A block of data:
** Begin **

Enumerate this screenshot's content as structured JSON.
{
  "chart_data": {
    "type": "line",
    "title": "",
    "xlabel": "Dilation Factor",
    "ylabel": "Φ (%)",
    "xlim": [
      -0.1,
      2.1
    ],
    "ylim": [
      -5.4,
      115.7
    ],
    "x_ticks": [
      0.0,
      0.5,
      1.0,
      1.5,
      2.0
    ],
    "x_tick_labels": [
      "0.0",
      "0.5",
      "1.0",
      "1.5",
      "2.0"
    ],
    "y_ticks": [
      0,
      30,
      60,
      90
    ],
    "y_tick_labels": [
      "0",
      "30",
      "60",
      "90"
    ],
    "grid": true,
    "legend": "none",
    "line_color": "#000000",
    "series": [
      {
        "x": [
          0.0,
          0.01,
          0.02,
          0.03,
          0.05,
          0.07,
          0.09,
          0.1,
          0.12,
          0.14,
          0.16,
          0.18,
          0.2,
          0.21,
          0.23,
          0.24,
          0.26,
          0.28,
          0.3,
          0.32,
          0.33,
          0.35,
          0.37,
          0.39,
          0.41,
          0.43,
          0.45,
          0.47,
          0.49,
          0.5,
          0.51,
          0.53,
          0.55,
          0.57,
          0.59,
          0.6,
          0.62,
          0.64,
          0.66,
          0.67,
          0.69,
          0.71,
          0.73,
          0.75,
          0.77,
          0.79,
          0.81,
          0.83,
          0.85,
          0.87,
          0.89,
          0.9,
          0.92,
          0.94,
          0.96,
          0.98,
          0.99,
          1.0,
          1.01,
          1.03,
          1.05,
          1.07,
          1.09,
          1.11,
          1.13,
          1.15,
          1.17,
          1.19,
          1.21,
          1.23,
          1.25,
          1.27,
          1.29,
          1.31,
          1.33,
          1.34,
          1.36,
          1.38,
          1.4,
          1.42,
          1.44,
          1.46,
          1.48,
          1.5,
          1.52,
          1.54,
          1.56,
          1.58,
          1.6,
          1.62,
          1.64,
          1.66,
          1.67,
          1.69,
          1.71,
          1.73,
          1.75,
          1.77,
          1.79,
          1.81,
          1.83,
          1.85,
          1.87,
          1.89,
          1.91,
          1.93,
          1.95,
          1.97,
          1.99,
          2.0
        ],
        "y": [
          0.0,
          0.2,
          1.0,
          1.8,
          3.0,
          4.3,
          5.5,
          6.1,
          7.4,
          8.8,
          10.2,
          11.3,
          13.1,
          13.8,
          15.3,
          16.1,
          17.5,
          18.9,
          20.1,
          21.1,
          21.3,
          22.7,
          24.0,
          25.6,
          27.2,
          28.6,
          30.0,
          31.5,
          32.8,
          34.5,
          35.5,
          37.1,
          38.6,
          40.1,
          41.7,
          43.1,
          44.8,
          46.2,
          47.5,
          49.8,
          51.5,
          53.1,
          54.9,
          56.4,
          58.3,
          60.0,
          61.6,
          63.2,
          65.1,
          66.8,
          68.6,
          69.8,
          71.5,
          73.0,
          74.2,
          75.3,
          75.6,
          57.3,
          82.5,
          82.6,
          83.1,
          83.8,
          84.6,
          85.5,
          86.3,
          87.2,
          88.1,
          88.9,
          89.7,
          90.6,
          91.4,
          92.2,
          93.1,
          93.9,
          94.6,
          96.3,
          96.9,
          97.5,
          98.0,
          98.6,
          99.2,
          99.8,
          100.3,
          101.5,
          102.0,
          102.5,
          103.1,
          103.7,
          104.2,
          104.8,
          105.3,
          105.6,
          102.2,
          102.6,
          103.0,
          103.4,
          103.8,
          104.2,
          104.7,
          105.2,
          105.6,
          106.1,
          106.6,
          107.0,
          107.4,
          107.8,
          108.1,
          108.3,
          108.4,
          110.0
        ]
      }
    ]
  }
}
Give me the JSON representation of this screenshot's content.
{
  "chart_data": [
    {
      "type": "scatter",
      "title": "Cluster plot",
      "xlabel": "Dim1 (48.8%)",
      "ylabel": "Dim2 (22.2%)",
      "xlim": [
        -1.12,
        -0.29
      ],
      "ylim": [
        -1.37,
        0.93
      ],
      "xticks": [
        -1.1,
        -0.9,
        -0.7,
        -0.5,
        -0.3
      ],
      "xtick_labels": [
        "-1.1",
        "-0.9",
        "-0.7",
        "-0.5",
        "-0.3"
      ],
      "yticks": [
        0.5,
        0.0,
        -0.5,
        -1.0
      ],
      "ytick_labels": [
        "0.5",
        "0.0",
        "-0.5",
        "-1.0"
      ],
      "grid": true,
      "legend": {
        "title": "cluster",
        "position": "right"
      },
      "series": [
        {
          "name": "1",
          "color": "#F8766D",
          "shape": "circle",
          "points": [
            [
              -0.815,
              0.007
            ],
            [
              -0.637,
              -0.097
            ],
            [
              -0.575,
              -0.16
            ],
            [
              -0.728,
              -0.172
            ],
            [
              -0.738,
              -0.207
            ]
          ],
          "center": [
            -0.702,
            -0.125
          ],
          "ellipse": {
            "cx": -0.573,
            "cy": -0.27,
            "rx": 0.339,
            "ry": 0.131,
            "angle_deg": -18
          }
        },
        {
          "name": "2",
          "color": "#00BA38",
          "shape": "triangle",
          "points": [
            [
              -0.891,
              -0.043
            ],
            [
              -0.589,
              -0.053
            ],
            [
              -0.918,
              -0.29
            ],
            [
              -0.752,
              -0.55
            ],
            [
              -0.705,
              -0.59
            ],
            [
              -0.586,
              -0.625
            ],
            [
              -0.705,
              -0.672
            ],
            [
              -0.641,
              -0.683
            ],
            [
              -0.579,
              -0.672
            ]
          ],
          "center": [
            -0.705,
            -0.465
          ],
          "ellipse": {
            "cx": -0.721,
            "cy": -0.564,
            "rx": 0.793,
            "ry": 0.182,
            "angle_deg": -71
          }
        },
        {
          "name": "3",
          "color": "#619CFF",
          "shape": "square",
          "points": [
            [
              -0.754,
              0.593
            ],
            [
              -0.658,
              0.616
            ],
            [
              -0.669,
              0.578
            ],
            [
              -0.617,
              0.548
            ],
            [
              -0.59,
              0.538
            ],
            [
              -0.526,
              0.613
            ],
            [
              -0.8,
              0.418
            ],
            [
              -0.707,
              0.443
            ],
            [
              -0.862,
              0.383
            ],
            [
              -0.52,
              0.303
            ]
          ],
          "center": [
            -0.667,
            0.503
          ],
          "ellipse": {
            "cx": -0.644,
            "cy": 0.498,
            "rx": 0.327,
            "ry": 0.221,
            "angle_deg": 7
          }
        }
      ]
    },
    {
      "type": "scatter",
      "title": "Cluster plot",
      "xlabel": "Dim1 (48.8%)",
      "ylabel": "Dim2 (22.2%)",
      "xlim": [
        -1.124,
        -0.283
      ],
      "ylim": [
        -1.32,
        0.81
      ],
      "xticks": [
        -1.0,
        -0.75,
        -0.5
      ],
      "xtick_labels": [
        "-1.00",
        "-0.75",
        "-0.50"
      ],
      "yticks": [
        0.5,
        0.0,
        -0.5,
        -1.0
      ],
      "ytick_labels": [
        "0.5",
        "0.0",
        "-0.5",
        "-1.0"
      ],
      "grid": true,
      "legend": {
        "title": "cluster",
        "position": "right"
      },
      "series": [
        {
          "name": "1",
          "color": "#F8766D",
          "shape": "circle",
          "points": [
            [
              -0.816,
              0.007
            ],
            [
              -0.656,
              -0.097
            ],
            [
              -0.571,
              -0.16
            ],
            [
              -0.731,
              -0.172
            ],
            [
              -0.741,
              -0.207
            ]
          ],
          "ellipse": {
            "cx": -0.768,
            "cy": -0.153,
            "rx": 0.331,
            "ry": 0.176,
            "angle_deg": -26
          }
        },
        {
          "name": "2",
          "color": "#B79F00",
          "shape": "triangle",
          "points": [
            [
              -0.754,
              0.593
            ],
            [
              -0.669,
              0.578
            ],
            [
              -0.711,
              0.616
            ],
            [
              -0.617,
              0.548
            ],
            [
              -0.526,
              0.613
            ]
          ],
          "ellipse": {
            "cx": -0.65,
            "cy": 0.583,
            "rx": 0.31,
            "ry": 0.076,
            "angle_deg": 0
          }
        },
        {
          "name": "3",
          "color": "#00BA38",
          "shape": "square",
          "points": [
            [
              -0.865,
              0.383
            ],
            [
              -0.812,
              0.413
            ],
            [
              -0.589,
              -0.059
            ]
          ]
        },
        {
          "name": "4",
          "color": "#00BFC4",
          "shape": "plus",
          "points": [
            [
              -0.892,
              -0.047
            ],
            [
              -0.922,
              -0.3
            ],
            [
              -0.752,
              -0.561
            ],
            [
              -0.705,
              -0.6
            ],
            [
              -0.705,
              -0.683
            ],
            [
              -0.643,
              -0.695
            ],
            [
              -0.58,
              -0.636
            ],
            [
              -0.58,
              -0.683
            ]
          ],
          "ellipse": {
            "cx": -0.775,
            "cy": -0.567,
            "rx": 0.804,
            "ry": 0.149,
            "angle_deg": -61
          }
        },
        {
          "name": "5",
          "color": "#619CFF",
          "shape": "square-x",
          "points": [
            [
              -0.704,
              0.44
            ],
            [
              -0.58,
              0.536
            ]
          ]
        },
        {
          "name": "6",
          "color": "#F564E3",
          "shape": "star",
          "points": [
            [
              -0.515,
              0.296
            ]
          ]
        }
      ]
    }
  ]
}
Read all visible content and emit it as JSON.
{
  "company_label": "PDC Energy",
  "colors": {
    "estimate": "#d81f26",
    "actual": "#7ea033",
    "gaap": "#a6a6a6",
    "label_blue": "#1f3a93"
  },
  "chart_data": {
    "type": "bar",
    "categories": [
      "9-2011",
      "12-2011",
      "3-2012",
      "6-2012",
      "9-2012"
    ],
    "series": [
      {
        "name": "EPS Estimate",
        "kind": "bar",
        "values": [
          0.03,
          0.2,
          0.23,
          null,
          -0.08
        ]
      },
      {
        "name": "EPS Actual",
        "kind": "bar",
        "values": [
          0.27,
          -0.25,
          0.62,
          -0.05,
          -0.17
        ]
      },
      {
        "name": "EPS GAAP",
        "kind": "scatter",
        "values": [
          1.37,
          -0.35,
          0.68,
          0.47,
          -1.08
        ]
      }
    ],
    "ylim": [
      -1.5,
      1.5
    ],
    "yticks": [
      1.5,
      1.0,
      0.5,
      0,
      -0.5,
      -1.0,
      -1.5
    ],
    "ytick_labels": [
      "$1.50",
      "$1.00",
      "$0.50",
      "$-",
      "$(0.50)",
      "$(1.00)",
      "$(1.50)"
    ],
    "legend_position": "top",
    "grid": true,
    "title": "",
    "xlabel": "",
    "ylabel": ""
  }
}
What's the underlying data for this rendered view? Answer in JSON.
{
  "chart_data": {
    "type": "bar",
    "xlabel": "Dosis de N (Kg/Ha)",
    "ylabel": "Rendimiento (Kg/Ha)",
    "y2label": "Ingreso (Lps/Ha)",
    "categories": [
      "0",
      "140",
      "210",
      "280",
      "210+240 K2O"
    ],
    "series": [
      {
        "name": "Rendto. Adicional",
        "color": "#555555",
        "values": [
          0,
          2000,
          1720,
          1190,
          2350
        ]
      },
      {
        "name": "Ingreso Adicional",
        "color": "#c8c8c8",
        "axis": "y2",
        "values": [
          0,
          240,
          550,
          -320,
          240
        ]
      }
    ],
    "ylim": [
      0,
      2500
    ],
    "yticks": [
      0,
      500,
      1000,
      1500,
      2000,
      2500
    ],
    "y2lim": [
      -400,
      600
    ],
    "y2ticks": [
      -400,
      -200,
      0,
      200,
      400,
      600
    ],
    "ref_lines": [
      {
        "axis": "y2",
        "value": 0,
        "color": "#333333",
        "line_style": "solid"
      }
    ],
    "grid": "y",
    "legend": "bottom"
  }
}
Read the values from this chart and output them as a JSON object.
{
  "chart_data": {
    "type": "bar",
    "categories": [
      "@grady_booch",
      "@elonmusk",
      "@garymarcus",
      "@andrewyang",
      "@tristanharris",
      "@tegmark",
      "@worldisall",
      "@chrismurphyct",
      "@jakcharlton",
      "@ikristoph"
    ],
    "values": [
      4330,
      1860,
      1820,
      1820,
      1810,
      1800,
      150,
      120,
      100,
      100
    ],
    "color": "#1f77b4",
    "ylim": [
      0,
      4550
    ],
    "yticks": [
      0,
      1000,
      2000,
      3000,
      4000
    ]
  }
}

** End **

# Prompt:
Starting with the line that contains "What's the underlying", print each line through the last one in the listing. Include both end lines and add nothing.

# Answer to this task:
What's the underlying data for this rendered view? Answer in JSON.
{
  "chart_data": {
    "type": "bar",
    "xlabel": "Dosis de N (Kg/Ha)",
    "ylabel": "Rendimiento (Kg/Ha)",
    "y2label": "Ingreso (Lps/Ha)",
    "categories": [
      "0",
      "140",
      "210",
      "280",
      "210+240 K2O"
    ],
    "series": [
      {
        "name": "Rendto. Adicional",
        "color": "#555555",
        "values": [
          0,
          2000,
          1720,
          1190,
          2350
        ]
      },
      {
        "name": "Ingreso Adicional",
        "color": "#c8c8c8",
        "axis": "y2",
        "values": [
          0,
          240,
          550,
          -320,
          240
        ]
      }
    ],
    "ylim": [
      0,
      2500
    ],
    "yticks": [
      0,
      500,
      1000,
      1500,
      2000,
      2500
    ],
    "y2lim": [
      -400,
      600
    ],
    "y2ticks": [
      -400,
      -200,
      0,
      200,
      400,
      600
    ],
    "ref_lines": [
      {
        "axis": "y2",
        "value": 0,
        "color": "#333333",
        "line_style": "solid"
      }
    ],
    "grid": "y",
    "legend": "bottom"
  }
}
Read the values from this chart and output them as a JSON object.
{
  "chart_data": {
    "type": "bar",
    "categories": [
      "@grady_booch",
      "@elonmusk",
      "@garymarcus",
      "@andrewyang",
      "@tristanharris",
      "@tegmark",
      "@worldisall",
      "@chrismurphyct",
      "@jakcharlton",
      "@ikristoph"
    ],
    "values": [
      4330,
      1860,
      1820,
      1820,
      1810,
      1800,
      150,
      120,
      100,
      100
    ],
    "color": "#1f77b4",
    "ylim": [
      0,
      4550
    ],
    "yticks": [
      0,
      1000,
      2000,
      3000,
      4000
    ]
  }
}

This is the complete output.